_Directions for this task_
Search the data for the string "JSON" and gather each line it is in.

_Records provided_
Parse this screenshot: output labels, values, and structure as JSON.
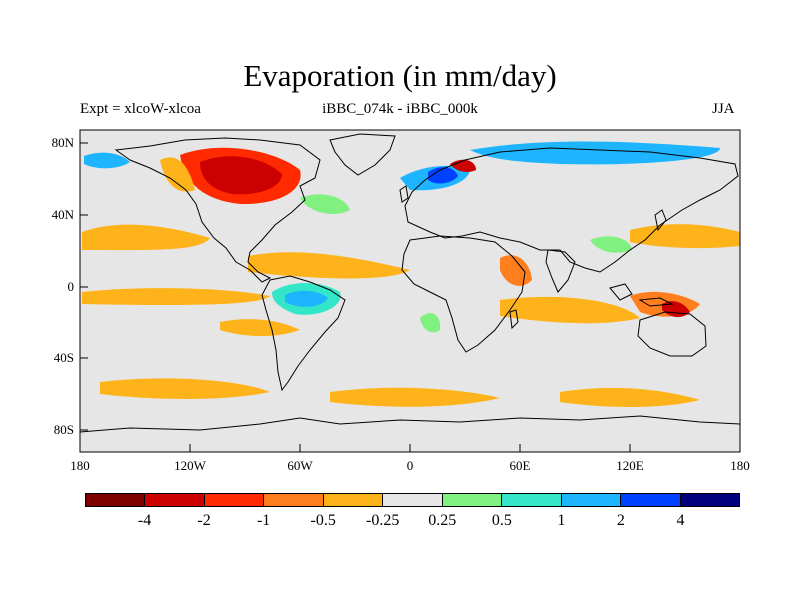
{
  "figure": {
    "title": "Evaporation (in mm/day)",
    "subtitle_left": "Expt = xlcoW-xlcoa",
    "subtitle_center": "iBBC_074k - iBBC_000k",
    "subtitle_right": "JJA"
  },
  "map": {
    "projection": "equirectangular",
    "lon_range": [
      -180,
      180
    ],
    "lat_range": [
      -90,
      90
    ],
    "x_ticks": [
      "180",
      "120W",
      "60W",
      "0",
      "60E",
      "120E",
      "180"
    ],
    "y_ticks": [
      "80N",
      "40N",
      "0",
      "40S",
      "80S"
    ],
    "background_color": "#e6e6e6",
    "coastline_color": "#000000"
  },
  "colorbar": {
    "colors": [
      "#7f0000",
      "#cc0000",
      "#ff2a00",
      "#ff7f1e",
      "#ffb31a",
      "#e6e6e6",
      "#80f080",
      "#33e6c8",
      "#1eb4ff",
      "#0040ff",
      "#000080"
    ],
    "labels": [
      "-4",
      "-2",
      "-1",
      "-0.5",
      "-0.25",
      "0.25",
      "0.5",
      "1",
      "2",
      "4"
    ]
  },
  "regions": [
    {
      "name": "north-canada-strong-negative",
      "color": "#cc0000"
    },
    {
      "name": "north-canada-moderate-negative",
      "color": "#ff2a00"
    },
    {
      "name": "scandinavia-positive",
      "color": "#0040ff"
    },
    {
      "name": "arctic-positive",
      "color": "#1eb4ff"
    },
    {
      "name": "amazon-positive",
      "color": "#1eb4ff"
    },
    {
      "name": "tropical-atlantic-negative",
      "color": "#ffb31a"
    },
    {
      "name": "southern-ocean-negative",
      "color": "#ffb31a"
    },
    {
      "name": "maritime-continent-negative",
      "color": "#ff7f1e"
    }
  ]
}
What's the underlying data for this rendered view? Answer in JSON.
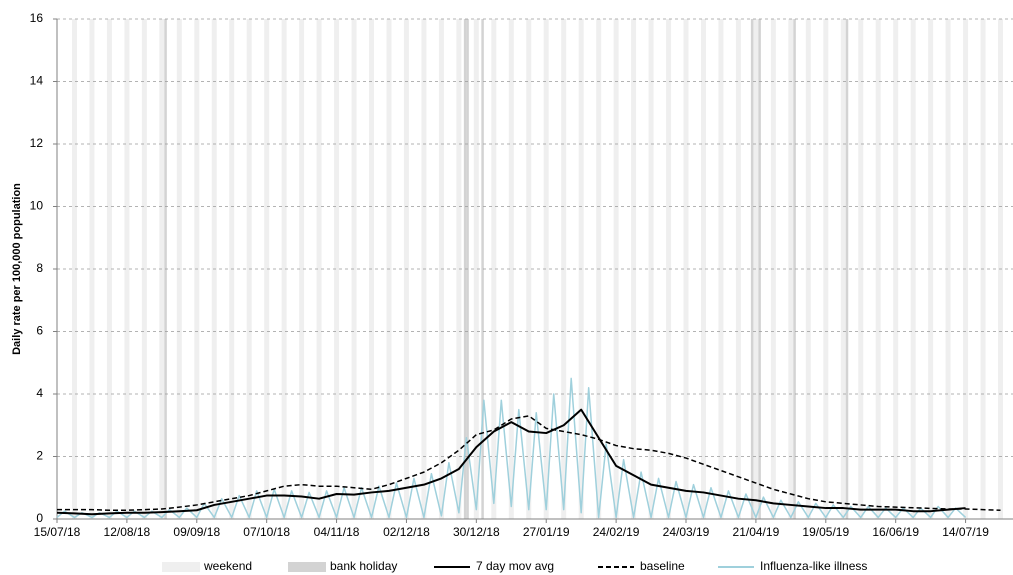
{
  "chart_data": {
    "type": "line",
    "y_label": "Daily rate per 100,000 population",
    "x": [
      "15/07/18",
      "22/07/18",
      "29/07/18",
      "05/08/18",
      "12/08/18",
      "19/08/18",
      "26/08/18",
      "02/09/18",
      "09/09/18",
      "16/09/18",
      "23/09/18",
      "30/09/18",
      "07/10/18",
      "14/10/18",
      "21/10/18",
      "28/10/18",
      "04/11/18",
      "11/11/18",
      "18/11/18",
      "25/11/18",
      "02/12/18",
      "09/12/18",
      "16/12/18",
      "23/12/18",
      "30/12/18",
      "06/01/19",
      "13/01/19",
      "20/01/19",
      "27/01/19",
      "03/02/19",
      "10/02/19",
      "17/02/19",
      "24/02/19",
      "03/03/19",
      "10/03/19",
      "17/03/19",
      "24/03/19",
      "31/03/19",
      "07/04/19",
      "14/04/19",
      "21/04/19",
      "28/04/19",
      "05/05/19",
      "12/05/19",
      "19/05/19",
      "26/05/19",
      "02/06/19",
      "09/06/19",
      "16/06/19",
      "23/06/19",
      "30/06/19",
      "07/07/19",
      "14/07/19",
      "21/07/19",
      "28/07/19"
    ],
    "series": [
      {
        "name": "7 day mov avg",
        "color": "#000000",
        "dash": false,
        "values": [
          0.2,
          0.18,
          0.15,
          0.18,
          0.2,
          0.2,
          0.22,
          0.25,
          0.28,
          0.45,
          0.55,
          0.65,
          0.75,
          0.75,
          0.72,
          0.65,
          0.8,
          0.78,
          0.85,
          0.9,
          1.0,
          1.1,
          1.3,
          1.6,
          2.3,
          2.8,
          3.1,
          2.8,
          2.75,
          3.0,
          3.5,
          2.6,
          1.7,
          1.4,
          1.1,
          1.0,
          0.9,
          0.85,
          0.75,
          0.65,
          0.6,
          0.5,
          0.45,
          0.4,
          0.35,
          0.35,
          0.3,
          0.3,
          0.3,
          0.25,
          0.25,
          0.3,
          0.35,
          null,
          null
        ]
      },
      {
        "name": "baseline",
        "color": "#000000",
        "dash": true,
        "values": [
          0.3,
          0.3,
          0.3,
          0.28,
          0.28,
          0.3,
          0.32,
          0.38,
          0.45,
          0.55,
          0.65,
          0.75,
          0.9,
          1.05,
          1.1,
          1.05,
          1.05,
          1.0,
          0.95,
          1.1,
          1.3,
          1.5,
          1.8,
          2.2,
          2.7,
          2.85,
          3.2,
          3.3,
          2.9,
          2.8,
          2.7,
          2.55,
          2.35,
          2.25,
          2.2,
          2.1,
          1.95,
          1.75,
          1.55,
          1.35,
          1.15,
          0.95,
          0.8,
          0.65,
          0.55,
          0.5,
          0.45,
          0.4,
          0.38,
          0.36,
          0.34,
          0.32,
          0.32,
          0.3,
          0.28
        ]
      },
      {
        "name": "Influenza-like illness",
        "color": "#9fd0dc",
        "dash": false,
        "x": [
          "15/07/18",
          "18/07/18",
          "22/07/18",
          "25/07/18",
          "29/07/18",
          "01/08/18",
          "05/08/18",
          "08/08/18",
          "12/08/18",
          "15/08/18",
          "19/08/18",
          "22/08/18",
          "26/08/18",
          "29/08/18",
          "02/09/18",
          "05/09/18",
          "09/09/18",
          "12/09/18",
          "16/09/18",
          "19/09/18",
          "23/09/18",
          "26/09/18",
          "30/09/18",
          "03/10/18",
          "07/10/18",
          "10/10/18",
          "14/10/18",
          "17/10/18",
          "21/10/18",
          "24/10/18",
          "28/10/18",
          "31/10/18",
          "04/11/18",
          "07/11/18",
          "11/11/18",
          "14/11/18",
          "18/11/18",
          "21/11/18",
          "25/11/18",
          "28/11/18",
          "02/12/18",
          "05/12/18",
          "09/12/18",
          "12/12/18",
          "16/12/18",
          "19/12/18",
          "23/12/18",
          "26/12/18",
          "30/12/18",
          "02/01/19",
          "06/01/19",
          "09/01/19",
          "13/01/19",
          "16/01/19",
          "20/01/19",
          "23/01/19",
          "27/01/19",
          "30/01/19",
          "03/02/19",
          "06/02/19",
          "10/02/19",
          "13/02/19",
          "17/02/19",
          "20/02/19",
          "24/02/19",
          "27/02/19",
          "03/03/19",
          "06/03/19",
          "10/03/19",
          "13/03/19",
          "17/03/19",
          "20/03/19",
          "24/03/19",
          "27/03/19",
          "31/03/19",
          "03/04/19",
          "07/04/19",
          "10/04/19",
          "14/04/19",
          "17/04/19",
          "21/04/19",
          "24/04/19",
          "28/04/19",
          "01/05/19",
          "05/05/19",
          "08/05/19",
          "12/05/19",
          "15/05/19",
          "19/05/19",
          "22/05/19",
          "26/05/19",
          "29/05/19",
          "02/06/19",
          "05/06/19",
          "09/06/19",
          "12/06/19",
          "16/06/19",
          "19/06/19",
          "23/06/19",
          "26/06/19",
          "30/06/19",
          "03/07/19",
          "07/07/19",
          "10/07/19",
          "14/07/19"
        ],
        "values": [
          0.05,
          0.25,
          0.05,
          0.2,
          0.05,
          0.2,
          0.05,
          0.25,
          0.05,
          0.25,
          0.05,
          0.25,
          0.05,
          0.3,
          0.05,
          0.35,
          0.05,
          0.5,
          0.05,
          0.65,
          0.05,
          0.75,
          0.05,
          0.9,
          0.05,
          0.95,
          0.05,
          0.9,
          0.05,
          0.85,
          0.05,
          0.9,
          0.05,
          1.0,
          0.05,
          1.0,
          0.05,
          1.05,
          0.05,
          1.15,
          0.05,
          1.3,
          0.05,
          1.45,
          0.1,
          1.8,
          0.2,
          2.6,
          0.3,
          3.8,
          0.5,
          3.8,
          0.4,
          3.5,
          0.3,
          3.4,
          0.3,
          4.0,
          0.3,
          4.5,
          0.2,
          4.2,
          0.05,
          2.4,
          0.05,
          1.9,
          0.05,
          1.5,
          0.05,
          1.3,
          0.05,
          1.2,
          0.05,
          1.1,
          0.05,
          1.0,
          0.05,
          0.9,
          0.05,
          0.8,
          0.05,
          0.7,
          0.05,
          0.6,
          0.05,
          0.55,
          0.05,
          0.5,
          0.05,
          0.45,
          0.05,
          0.4,
          0.05,
          0.4,
          0.05,
          0.35,
          0.05,
          0.35,
          0.05,
          0.35,
          0.05,
          0.4,
          0.05,
          0.35,
          0.05
        ]
      }
    ],
    "xlim": [
      "15/07/18",
      "02/08/19"
    ],
    "xticks": [
      "15/07/18",
      "12/08/18",
      "09/09/18",
      "07/10/18",
      "04/11/18",
      "02/12/18",
      "30/12/18",
      "27/01/19",
      "24/02/19",
      "24/03/19",
      "21/04/19",
      "19/05/19",
      "16/06/19",
      "14/07/19"
    ],
    "ylim": [
      0,
      16
    ],
    "yticks": [
      0,
      2,
      4,
      6,
      8,
      10,
      12,
      14,
      16
    ],
    "grid": true,
    "weekend": {
      "label": "weekend",
      "color": "#efefef"
    },
    "bank_holiday": {
      "label": "bank holiday",
      "color": "#d3d3d3",
      "dates": [
        "27/08/18",
        "25/12/18",
        "26/12/18",
        "01/01/19",
        "19/04/19",
        "22/04/19",
        "06/05/19",
        "27/05/19"
      ]
    },
    "legend": "bottom"
  }
}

_Solution for this exercise_
Parse this screenshot: output labels, values, and structure as JSON.
What's the underlying data for this rendered view? Answer in JSON.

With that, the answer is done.